__Your goal__
Every line of the material below must be repeated exactly.

__Material supplied__

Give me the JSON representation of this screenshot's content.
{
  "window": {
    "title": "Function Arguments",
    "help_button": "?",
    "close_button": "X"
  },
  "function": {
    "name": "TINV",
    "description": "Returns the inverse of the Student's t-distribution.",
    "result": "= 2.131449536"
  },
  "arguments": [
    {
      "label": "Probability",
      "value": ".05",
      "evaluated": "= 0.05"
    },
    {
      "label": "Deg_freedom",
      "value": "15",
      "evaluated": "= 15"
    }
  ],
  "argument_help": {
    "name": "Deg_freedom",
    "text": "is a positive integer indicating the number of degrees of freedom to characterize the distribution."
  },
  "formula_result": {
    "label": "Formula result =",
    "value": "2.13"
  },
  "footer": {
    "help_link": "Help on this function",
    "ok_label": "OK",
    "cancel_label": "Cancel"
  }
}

__Answer to this exercise__
Give me the JSON representation of this screenshot's content.
{
  "window": {
    "title": "Function Arguments",
    "help_button": "?",
    "close_button": "X"
  },
  "function": {
    "name": "TINV",
    "description": "Returns the inverse of the Student's t-distribution.",
    "result": "= 2.131449536"
  },
  "arguments": [
    {
      "label": "Probability",
      "value": ".05",
      "evaluated": "= 0.05"
    },
    {
      "label": "Deg_freedom",
      "value": "15",
      "evaluated": "= 15"
    }
  ],
  "argument_help": {
    "name": "Deg_freedom",
    "text": "is a positive integer indicating the number of degrees of freedom to characterize the distribution."
  },
  "formula_result": {
    "label": "Formula result =",
    "value": "2.13"
  },
  "footer": {
    "help_link": "Help on this function",
    "ok_label": "OK",
    "cancel_label": "Cancel"
  }
}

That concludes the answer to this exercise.